→ **SHORT TASK**:
Select, from the data, each line where "label" occurs.

→ **DATASET EXCERPTS**:
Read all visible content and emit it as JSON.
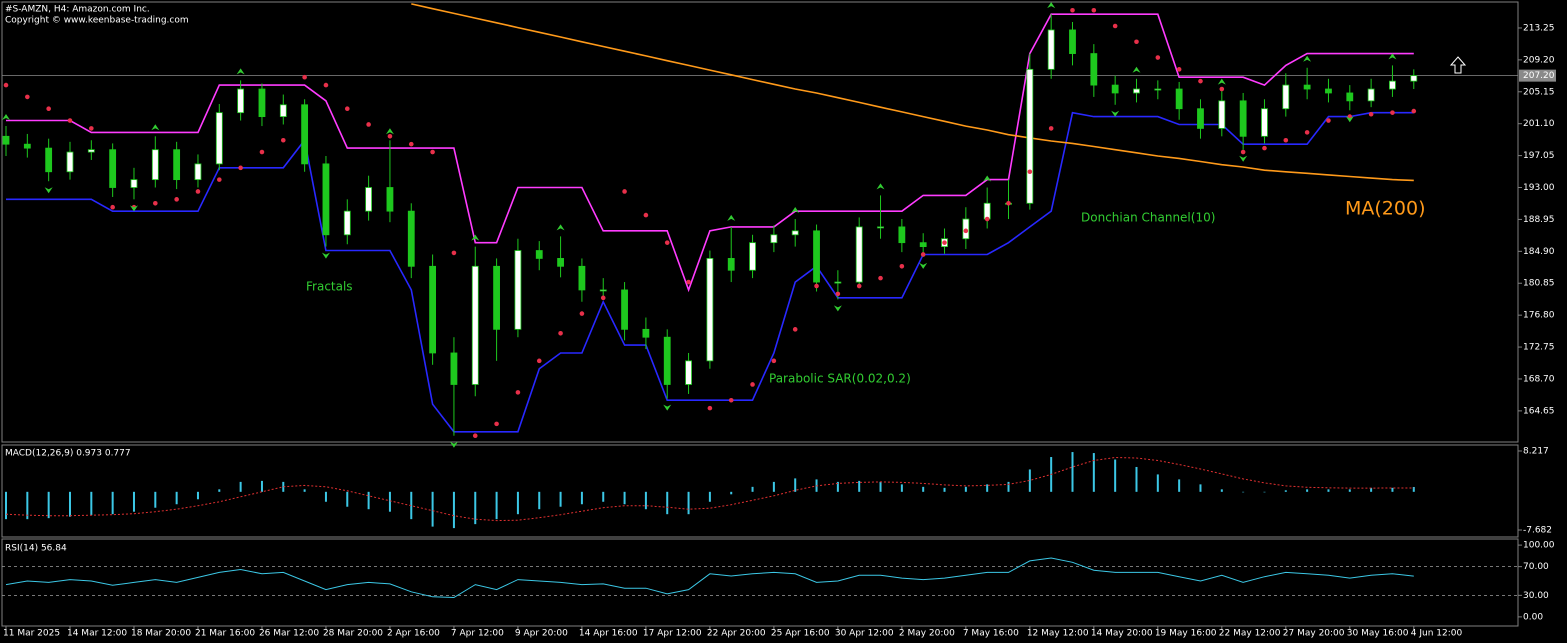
{
  "chart_data": [
    {
      "type": "candlestick",
      "title": "#S-AMZN, H4:  Amazon.com Inc.",
      "subtitle": "Copyright © www.keenbase-trading.com",
      "categories": [
        "11 Mar 2025",
        null,
        null,
        "14 Mar 12:00",
        null,
        null,
        "18 Mar 20:00",
        null,
        null,
        "21 Mar 16:00",
        null,
        null,
        "26 Mar 12:00",
        null,
        null,
        "28 Mar 20:00",
        null,
        null,
        "2 Apr 16:00",
        null,
        null,
        "7 Apr 12:00",
        null,
        null,
        "9 Apr 20:00",
        null,
        null,
        "14 Apr 16:00",
        null,
        null,
        "17 Apr 12:00",
        null,
        null,
        "22 Apr 20:00",
        null,
        null,
        "25 Apr 16:00",
        null,
        null,
        "30 Apr 12:00",
        null,
        null,
        "2 May 20:00",
        null,
        null,
        "7 May 16:00",
        null,
        null,
        "12 May 12:00",
        null,
        null,
        "14 May 20:00",
        null,
        null,
        "19 May 16:00",
        null,
        null,
        "22 May 12:00",
        null,
        null,
        "27 May 20:00",
        null,
        null,
        "30 May 16:00",
        null,
        null,
        "4 Jun 12:00"
      ],
      "open": [
        199.5,
        198.5,
        198,
        195,
        197.5,
        197.8,
        193,
        194,
        197.8,
        194,
        196,
        202.5,
        205.5,
        202,
        203.5,
        196,
        187,
        190,
        193,
        190,
        183,
        172,
        168,
        183,
        175,
        185,
        184,
        183,
        180,
        180,
        175,
        174,
        168,
        171,
        184,
        182.5,
        186,
        187,
        187.5,
        181,
        181,
        188,
        188,
        186,
        185.5,
        186.5,
        189,
        191,
        191,
        208,
        213,
        210,
        206,
        205,
        205.5,
        205.5,
        203,
        200.5,
        204,
        199.5,
        203,
        206,
        205.5,
        205,
        204,
        205.5,
        206.5
      ],
      "high": [
        200.8,
        199.8,
        199.2,
        198.8,
        199,
        198.6,
        195.5,
        199.5,
        198.8,
        197.2,
        203.6,
        206.6,
        206.2,
        204.8,
        204.2,
        197,
        191.5,
        194.5,
        199,
        191,
        184.5,
        174,
        185.5,
        184,
        186.5,
        186.2,
        186.8,
        184,
        181.5,
        181,
        176.5,
        175,
        172,
        185,
        188,
        187,
        188.2,
        189,
        188.3,
        182.5,
        189.2,
        192,
        189,
        187.2,
        187.8,
        190.5,
        193,
        194,
        210,
        215,
        214,
        211.2,
        207.2,
        206.8,
        206.6,
        206.4,
        204.2,
        205.3,
        205,
        204.2,
        207.5,
        208.2,
        206.8,
        206,
        206.8,
        208.5,
        208
      ],
      "low": [
        197,
        196.8,
        193.8,
        194,
        196.5,
        191.8,
        191.5,
        193,
        192.8,
        193,
        195.2,
        201.5,
        200.8,
        201,
        195,
        185.5,
        185.8,
        188.8,
        188.6,
        181.5,
        170.5,
        161.5,
        166.5,
        171,
        174,
        182.5,
        181.6,
        178.5,
        178.8,
        173.6,
        172.5,
        166.2,
        166.8,
        170,
        181,
        181.5,
        184.8,
        185.5,
        179.8,
        178.8,
        180.2,
        186.5,
        184.8,
        184.2,
        184.6,
        185.2,
        187.8,
        189,
        190.2,
        206.8,
        208.5,
        204.5,
        203.5,
        203.8,
        204.2,
        201.6,
        199.2,
        199.5,
        197.8,
        198.6,
        202,
        204.2,
        203.8,
        202.8,
        203.2,
        204.5,
        205.5
      ],
      "close": [
        198.5,
        198,
        195,
        197.5,
        197.8,
        193,
        194,
        197.8,
        194,
        196,
        202.5,
        205.5,
        202,
        203.5,
        196,
        187,
        190,
        193,
        190,
        183,
        172,
        168,
        183,
        175,
        185,
        184,
        183,
        180,
        180,
        175,
        174,
        168,
        171,
        184,
        182.5,
        186,
        187,
        187.5,
        181,
        181,
        188,
        188,
        186,
        185.5,
        186.5,
        189,
        191,
        191,
        208,
        213,
        210,
        206,
        205,
        205.5,
        205.5,
        203,
        200.5,
        204,
        199.5,
        203,
        206,
        205.5,
        205,
        204,
        205.5,
        206.5,
        207.2
      ],
      "up_color": "#ffffff",
      "down_color": "#1ec81e",
      "wick_color": "#1ec81e",
      "series": [
        {
          "style": "line",
          "color": "#ff3cff",
          "values": [
            201.5,
            201.5,
            201.5,
            201.5,
            200,
            200,
            200,
            200,
            200,
            200,
            206,
            206,
            206,
            206,
            206,
            204,
            198,
            198,
            198,
            198,
            198,
            198,
            186,
            186,
            193,
            193,
            193,
            193,
            187.5,
            187.5,
            187.5,
            187.5,
            180,
            187.5,
            188,
            188,
            188,
            190,
            190,
            190,
            190,
            190,
            190,
            192,
            192,
            192,
            194,
            194,
            210,
            215,
            215,
            215,
            215,
            215,
            215,
            207,
            207,
            207,
            207,
            206,
            208.5,
            210,
            210,
            210,
            210,
            210,
            210
          ]
        },
        {
          "style": "line",
          "color": "#2828ff",
          "values": [
            191.5,
            191.5,
            191.5,
            191.5,
            191.5,
            190,
            190,
            190,
            190,
            190,
            195.5,
            195.5,
            195.5,
            195.5,
            199,
            185,
            185,
            185,
            185,
            180,
            165.5,
            162,
            162,
            162,
            162,
            170,
            172,
            172,
            178.5,
            173,
            173,
            166,
            166,
            166,
            166,
            166,
            172,
            181,
            183,
            179,
            179,
            179,
            179,
            184.5,
            184.5,
            184.5,
            184.5,
            186,
            188,
            190,
            202.5,
            202,
            202,
            202,
            202,
            201,
            201,
            201,
            198.5,
            198.5,
            198.5,
            198.5,
            202,
            202,
            202.5,
            202.5,
            202.5
          ]
        },
        {
          "style": "dots",
          "color": "#e8304a",
          "values": [
            206,
            204.5,
            203,
            201.5,
            200.5,
            190.5,
            190.5,
            191,
            191.5,
            192.5,
            194,
            195.5,
            197.5,
            199,
            207,
            206,
            203,
            201,
            199.5,
            198.5,
            197.5,
            184.7,
            161.5,
            163,
            167,
            171,
            174.5,
            177,
            179,
            192.5,
            189.5,
            186,
            181,
            165,
            166,
            168,
            171,
            175,
            180.5,
            179.5,
            180.5,
            181.5,
            183,
            184.5,
            186,
            187.5,
            189,
            191,
            195,
            200.5,
            215.5,
            215.5,
            213.5,
            211.5,
            209.5,
            208,
            206.5,
            205.5,
            197.5,
            198,
            199,
            200,
            201.5,
            202,
            202.3,
            202.5,
            202.7
          ]
        },
        {
          "style": "line",
          "color": "#ff9a1a",
          "values": [
            null,
            null,
            null,
            null,
            null,
            null,
            null,
            null,
            null,
            null,
            null,
            null,
            null,
            null,
            null,
            null,
            null,
            null,
            null,
            216.3,
            215.7,
            215.1,
            214.5,
            213.9,
            213.3,
            212.7,
            212.1,
            211.5,
            210.9,
            210.3,
            209.7,
            209.1,
            208.5,
            207.9,
            207.3,
            206.7,
            206.1,
            205.5,
            205,
            204.4,
            203.8,
            203.2,
            202.6,
            202,
            201.4,
            200.8,
            200.3,
            199.7,
            199.3,
            198.9,
            198.6,
            198.2,
            197.8,
            197.4,
            197,
            196.7,
            196.3,
            195.9,
            195.6,
            195.2,
            195,
            194.8,
            194.6,
            194.4,
            194.2,
            194,
            193.9
          ]
        }
      ],
      "fractals": {
        "color": "#32cd32",
        "up": [
          0,
          7,
          11,
          18,
          22,
          26,
          34,
          37,
          41,
          46,
          49,
          53,
          57,
          61,
          65
        ],
        "down": [
          2,
          6,
          15,
          21,
          31,
          39,
          43,
          52,
          58,
          63
        ]
      },
      "current_price": {
        "value": 207.2,
        "label": "207.20"
      },
      "annotations": [
        "Fractals",
        "Parabolic SAR(0.02,0.2)",
        "Donchian Channel(10)",
        "MA(200)"
      ],
      "ylim": [
        160.7,
        216.8
      ],
      "yticks": [
        213.25,
        {
          "value": 209.2,
          "label": "209.20"
        },
        205.15,
        {
          "value": 201.1,
          "label": "201.10"
        },
        197.05,
        {
          "value": 193,
          "label": "193.00"
        },
        188.95,
        {
          "value": 184.9,
          "label": "184.90"
        },
        180.85,
        {
          "value": 176.8,
          "label": "176.80"
        },
        172.75,
        {
          "value": 168.7,
          "label": "168.70"
        },
        164.65
      ]
    },
    {
      "type": "macd",
      "title": "MACD(12,26,9) 0.973 0.777",
      "histogram": {
        "color": "#3cc8e6",
        "values": [
          -5.5,
          -5.5,
          -5.3,
          -5,
          -4.7,
          -4.5,
          -4,
          -3.2,
          -2.5,
          -1.5,
          0.5,
          2,
          2.2,
          2,
          0.5,
          -2,
          -3,
          -3.5,
          -4,
          -5.5,
          -7,
          -7.3,
          -6.5,
          -5.5,
          -4.5,
          -3.5,
          -3,
          -2.5,
          -2,
          -2.5,
          -3.5,
          -4.5,
          -4.5,
          -2,
          -0.5,
          1,
          2,
          2.7,
          2.5,
          2,
          2.2,
          2,
          1.5,
          1,
          0.8,
          1,
          1.5,
          2,
          4.5,
          7,
          8,
          7.8,
          6.5,
          5,
          3.5,
          2.5,
          1.5,
          0.5,
          0,
          0,
          0.3,
          0.5,
          0.5,
          0.5,
          0.8,
          0.8,
          0.973
        ]
      },
      "signal": {
        "color": "#e03030",
        "values": [
          -4.5,
          -4.7,
          -4.8,
          -4.8,
          -4.7,
          -4.6,
          -4.4,
          -4,
          -3.5,
          -2.8,
          -2,
          -1,
          0,
          1,
          1.3,
          1,
          0.2,
          -0.8,
          -1.8,
          -2.8,
          -3.8,
          -4.8,
          -5.5,
          -5.8,
          -5.7,
          -5.2,
          -4.6,
          -3.9,
          -3.2,
          -2.8,
          -2.8,
          -3.1,
          -3.5,
          -3.3,
          -2.6,
          -1.7,
          -0.8,
          0.3,
          1.2,
          1.7,
          1.9,
          2,
          1.9,
          1.7,
          1.4,
          1.2,
          1.3,
          1.5,
          2.3,
          3.5,
          5,
          6.3,
          6.9,
          6.8,
          6.3,
          5.5,
          4.6,
          3.6,
          2.6,
          1.8,
          1.2,
          0.9,
          0.8,
          0.75,
          0.75,
          0.76,
          0.777
        ]
      },
      "ylim": [
        -9.09,
        9.42
      ],
      "yticks": [
        8.217,
        -7.682
      ]
    },
    {
      "type": "line",
      "title": "RSI(14) 56.84",
      "color": "#3cc8e6",
      "values": [
        45,
        50,
        48,
        52,
        50,
        44,
        48,
        52,
        48,
        55,
        62,
        66,
        60,
        62,
        50,
        38,
        45,
        48,
        46,
        35,
        28,
        27,
        45,
        38,
        52,
        50,
        48,
        45,
        46,
        40,
        40,
        32,
        38,
        60,
        57,
        60,
        62,
        60,
        48,
        50,
        58,
        58,
        54,
        52,
        54,
        58,
        62,
        62,
        78,
        82,
        76,
        65,
        62,
        62,
        62,
        56,
        50,
        58,
        48,
        56,
        62,
        60,
        58,
        54,
        58,
        60,
        56.84
      ],
      "levels": [
        70,
        30
      ],
      "ylim": [
        -12.7,
        108.5
      ],
      "yticks": [
        {
          "value": 100,
          "label": "100.00"
        },
        {
          "value": 70,
          "label": "70.00"
        },
        {
          "value": 30,
          "label": "30.00"
        },
        {
          "value": 0,
          "label": "0.00"
        }
      ]
    }
  ]
}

→ **RESPONSE BELOW**:
        "label": "207.20"
          "label": "209.20"
          "label": "201.10"
          "label": "193.00"
          "label": "184.90"
          "label": "176.80"
          "label": "168.70"
          "label": "100.00"
          "label": "70.00"
          "label": "30.00"
          "label": "0.00"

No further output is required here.